◆ Task item ◆
Make an exact copy of every entry below, with the pictures left out.

◆ Source material ◆
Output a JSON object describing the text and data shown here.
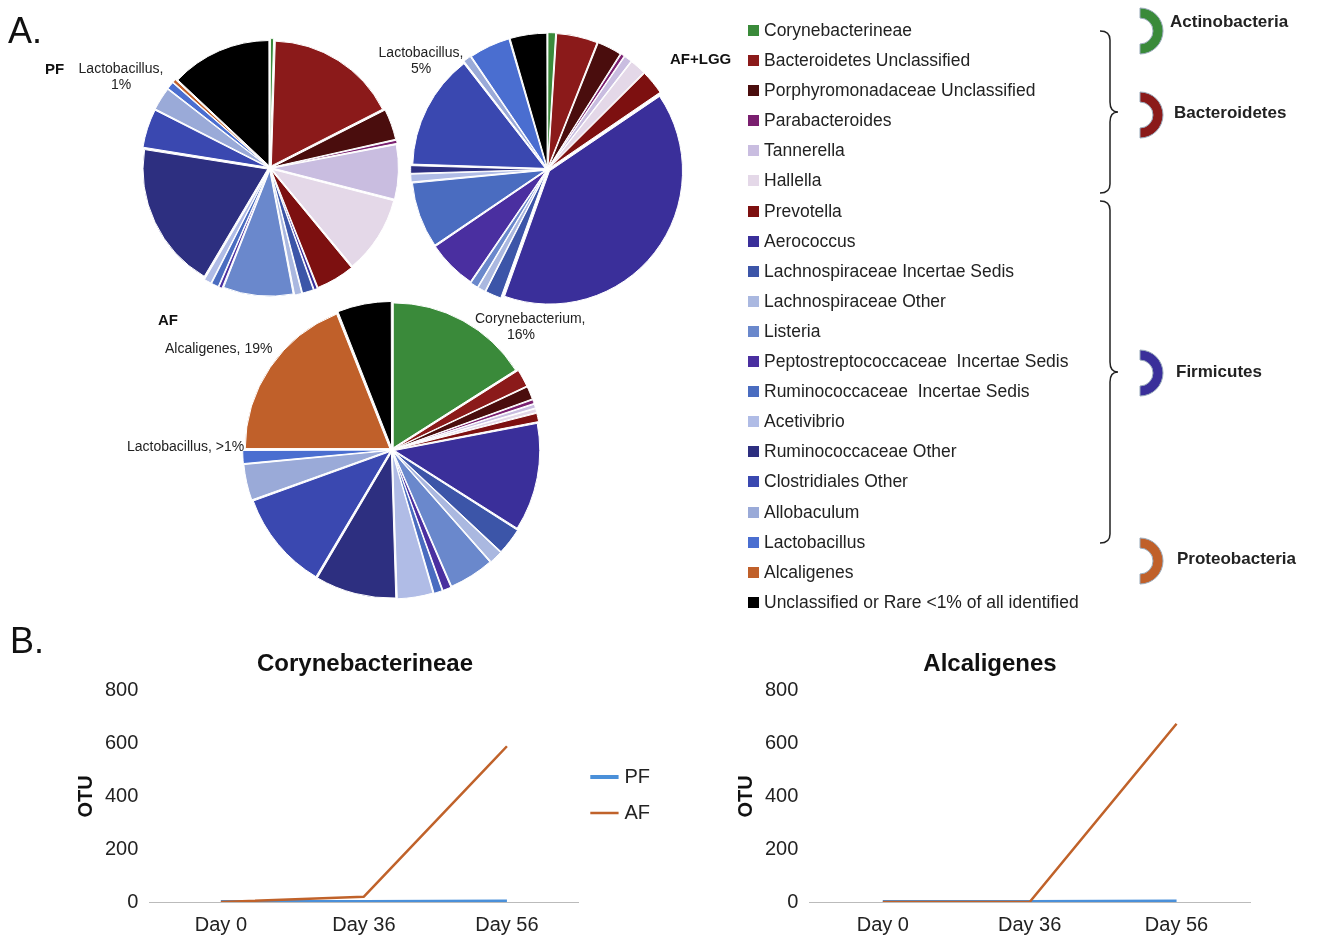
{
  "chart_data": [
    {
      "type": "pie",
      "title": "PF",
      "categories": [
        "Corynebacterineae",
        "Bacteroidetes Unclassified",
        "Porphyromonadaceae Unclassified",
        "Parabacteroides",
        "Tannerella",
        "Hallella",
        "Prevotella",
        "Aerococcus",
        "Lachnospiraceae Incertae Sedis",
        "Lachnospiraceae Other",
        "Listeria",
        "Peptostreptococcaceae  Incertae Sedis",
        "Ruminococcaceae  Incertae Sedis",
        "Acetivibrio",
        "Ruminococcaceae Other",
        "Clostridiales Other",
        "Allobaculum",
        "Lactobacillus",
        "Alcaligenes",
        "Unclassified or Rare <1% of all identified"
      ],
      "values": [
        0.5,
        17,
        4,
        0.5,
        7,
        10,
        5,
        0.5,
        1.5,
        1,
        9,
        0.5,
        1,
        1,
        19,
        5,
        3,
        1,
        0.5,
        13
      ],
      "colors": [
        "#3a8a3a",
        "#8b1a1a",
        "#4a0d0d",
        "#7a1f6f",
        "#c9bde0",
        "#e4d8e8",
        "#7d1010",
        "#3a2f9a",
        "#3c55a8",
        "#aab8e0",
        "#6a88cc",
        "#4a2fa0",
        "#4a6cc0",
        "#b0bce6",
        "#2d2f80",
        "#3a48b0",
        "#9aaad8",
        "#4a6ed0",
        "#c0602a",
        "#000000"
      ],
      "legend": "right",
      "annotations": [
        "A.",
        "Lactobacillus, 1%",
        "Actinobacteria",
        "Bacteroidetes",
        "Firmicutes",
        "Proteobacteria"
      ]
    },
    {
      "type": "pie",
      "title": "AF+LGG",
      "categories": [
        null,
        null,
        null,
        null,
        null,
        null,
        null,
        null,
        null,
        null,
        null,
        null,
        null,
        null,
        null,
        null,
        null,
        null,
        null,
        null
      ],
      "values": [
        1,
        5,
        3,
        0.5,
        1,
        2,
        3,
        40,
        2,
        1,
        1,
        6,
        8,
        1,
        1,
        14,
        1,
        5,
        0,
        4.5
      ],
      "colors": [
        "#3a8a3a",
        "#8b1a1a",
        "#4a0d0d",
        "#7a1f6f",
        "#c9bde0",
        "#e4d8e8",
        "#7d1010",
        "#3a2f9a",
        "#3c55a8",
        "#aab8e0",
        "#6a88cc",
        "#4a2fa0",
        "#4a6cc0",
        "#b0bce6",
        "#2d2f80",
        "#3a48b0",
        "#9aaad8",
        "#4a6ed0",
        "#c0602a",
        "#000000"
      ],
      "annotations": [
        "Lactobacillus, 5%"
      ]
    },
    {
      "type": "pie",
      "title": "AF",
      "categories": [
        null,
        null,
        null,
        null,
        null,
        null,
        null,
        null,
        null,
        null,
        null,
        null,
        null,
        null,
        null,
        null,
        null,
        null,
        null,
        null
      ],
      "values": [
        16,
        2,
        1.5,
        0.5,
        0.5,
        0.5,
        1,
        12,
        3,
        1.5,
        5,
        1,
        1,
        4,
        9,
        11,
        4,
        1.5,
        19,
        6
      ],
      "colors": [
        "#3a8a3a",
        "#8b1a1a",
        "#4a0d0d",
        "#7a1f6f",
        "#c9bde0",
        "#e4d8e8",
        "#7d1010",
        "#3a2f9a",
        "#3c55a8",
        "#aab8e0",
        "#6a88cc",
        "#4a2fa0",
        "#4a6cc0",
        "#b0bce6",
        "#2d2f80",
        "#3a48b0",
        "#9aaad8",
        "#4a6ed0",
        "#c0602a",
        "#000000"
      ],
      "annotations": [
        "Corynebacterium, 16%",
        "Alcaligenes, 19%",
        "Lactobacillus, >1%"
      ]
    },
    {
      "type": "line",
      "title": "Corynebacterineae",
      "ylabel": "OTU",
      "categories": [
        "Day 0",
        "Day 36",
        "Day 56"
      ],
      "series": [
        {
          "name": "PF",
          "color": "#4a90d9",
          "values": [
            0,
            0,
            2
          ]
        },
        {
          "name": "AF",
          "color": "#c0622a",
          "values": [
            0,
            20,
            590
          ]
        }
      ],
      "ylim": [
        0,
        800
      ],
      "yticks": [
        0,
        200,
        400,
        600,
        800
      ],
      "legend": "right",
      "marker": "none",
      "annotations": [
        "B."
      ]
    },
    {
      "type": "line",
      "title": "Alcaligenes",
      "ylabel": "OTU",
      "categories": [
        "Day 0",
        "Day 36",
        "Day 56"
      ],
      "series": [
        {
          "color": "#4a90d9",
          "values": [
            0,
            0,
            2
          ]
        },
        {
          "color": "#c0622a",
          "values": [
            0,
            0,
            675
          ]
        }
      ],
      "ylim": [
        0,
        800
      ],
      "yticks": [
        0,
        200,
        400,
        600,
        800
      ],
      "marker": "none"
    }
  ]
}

◆ Your solution ◆
Output a JSON object describing the text and data shown here.
{
  "chart_data": [
    {
      "type": "pie",
      "title": "PF",
      "categories": [
        "Corynebacterineae",
        "Bacteroidetes Unclassified",
        "Porphyromonadaceae Unclassified",
        "Parabacteroides",
        "Tannerella",
        "Hallella",
        "Prevotella",
        "Aerococcus",
        "Lachnospiraceae Incertae Sedis",
        "Lachnospiraceae Other",
        "Listeria",
        "Peptostreptococcaceae  Incertae Sedis",
        "Ruminococcaceae  Incertae Sedis",
        "Acetivibrio",
        "Ruminococcaceae Other",
        "Clostridiales Other",
        "Allobaculum",
        "Lactobacillus",
        "Alcaligenes",
        "Unclassified or Rare <1% of all identified"
      ],
      "values": [
        0.5,
        17,
        4,
        0.5,
        7,
        10,
        5,
        0.5,
        1.5,
        1,
        9,
        0.5,
        1,
        1,
        19,
        5,
        3,
        1,
        0.5,
        13
      ],
      "colors": [
        "#3a8a3a",
        "#8b1a1a",
        "#4a0d0d",
        "#7a1f6f",
        "#c9bde0",
        "#e4d8e8",
        "#7d1010",
        "#3a2f9a",
        "#3c55a8",
        "#aab8e0",
        "#6a88cc",
        "#4a2fa0",
        "#4a6cc0",
        "#b0bce6",
        "#2d2f80",
        "#3a48b0",
        "#9aaad8",
        "#4a6ed0",
        "#c0602a",
        "#000000"
      ],
      "legend": "right",
      "annotations": [
        "A.",
        "Lactobacillus, 1%",
        "Actinobacteria",
        "Bacteroidetes",
        "Firmicutes",
        "Proteobacteria"
      ]
    },
    {
      "type": "pie",
      "title": "AF+LGG",
      "categories": [
        null,
        null,
        null,
        null,
        null,
        null,
        null,
        null,
        null,
        null,
        null,
        null,
        null,
        null,
        null,
        null,
        null,
        null,
        null,
        null
      ],
      "values": [
        1,
        5,
        3,
        0.5,
        1,
        2,
        3,
        40,
        2,
        1,
        1,
        6,
        8,
        1,
        1,
        14,
        1,
        5,
        0,
        4.5
      ],
      "colors": [
        "#3a8a3a",
        "#8b1a1a",
        "#4a0d0d",
        "#7a1f6f",
        "#c9bde0",
        "#e4d8e8",
        "#7d1010",
        "#3a2f9a",
        "#3c55a8",
        "#aab8e0",
        "#6a88cc",
        "#4a2fa0",
        "#4a6cc0",
        "#b0bce6",
        "#2d2f80",
        "#3a48b0",
        "#9aaad8",
        "#4a6ed0",
        "#c0602a",
        "#000000"
      ],
      "annotations": [
        "Lactobacillus, 5%"
      ]
    },
    {
      "type": "pie",
      "title": "AF",
      "categories": [
        null,
        null,
        null,
        null,
        null,
        null,
        null,
        null,
        null,
        null,
        null,
        null,
        null,
        null,
        null,
        null,
        null,
        null,
        null,
        null
      ],
      "values": [
        16,
        2,
        1.5,
        0.5,
        0.5,
        0.5,
        1,
        12,
        3,
        1.5,
        5,
        1,
        1,
        4,
        9,
        11,
        4,
        1.5,
        19,
        6
      ],
      "colors": [
        "#3a8a3a",
        "#8b1a1a",
        "#4a0d0d",
        "#7a1f6f",
        "#c9bde0",
        "#e4d8e8",
        "#7d1010",
        "#3a2f9a",
        "#3c55a8",
        "#aab8e0",
        "#6a88cc",
        "#4a2fa0",
        "#4a6cc0",
        "#b0bce6",
        "#2d2f80",
        "#3a48b0",
        "#9aaad8",
        "#4a6ed0",
        "#c0602a",
        "#000000"
      ],
      "annotations": [
        "Corynebacterium, 16%",
        "Alcaligenes, 19%",
        "Lactobacillus, >1%"
      ]
    },
    {
      "type": "line",
      "title": "Corynebacterineae",
      "ylabel": "OTU",
      "categories": [
        "Day 0",
        "Day 36",
        "Day 56"
      ],
      "series": [
        {
          "name": "PF",
          "color": "#4a90d9",
          "values": [
            0,
            0,
            2
          ]
        },
        {
          "name": "AF",
          "color": "#c0622a",
          "values": [
            0,
            20,
            590
          ]
        }
      ],
      "ylim": [
        0,
        800
      ],
      "yticks": [
        0,
        200,
        400,
        600,
        800
      ],
      "legend": "right",
      "marker": "none",
      "annotations": [
        "B."
      ]
    },
    {
      "type": "line",
      "title": "Alcaligenes",
      "ylabel": "OTU",
      "categories": [
        "Day 0",
        "Day 36",
        "Day 56"
      ],
      "series": [
        {
          "color": "#4a90d9",
          "values": [
            0,
            0,
            2
          ]
        },
        {
          "color": "#c0622a",
          "values": [
            0,
            0,
            675
          ]
        }
      ],
      "ylim": [
        0,
        800
      ],
      "yticks": [
        0,
        200,
        400,
        600,
        800
      ],
      "marker": "none"
    }
  ]
}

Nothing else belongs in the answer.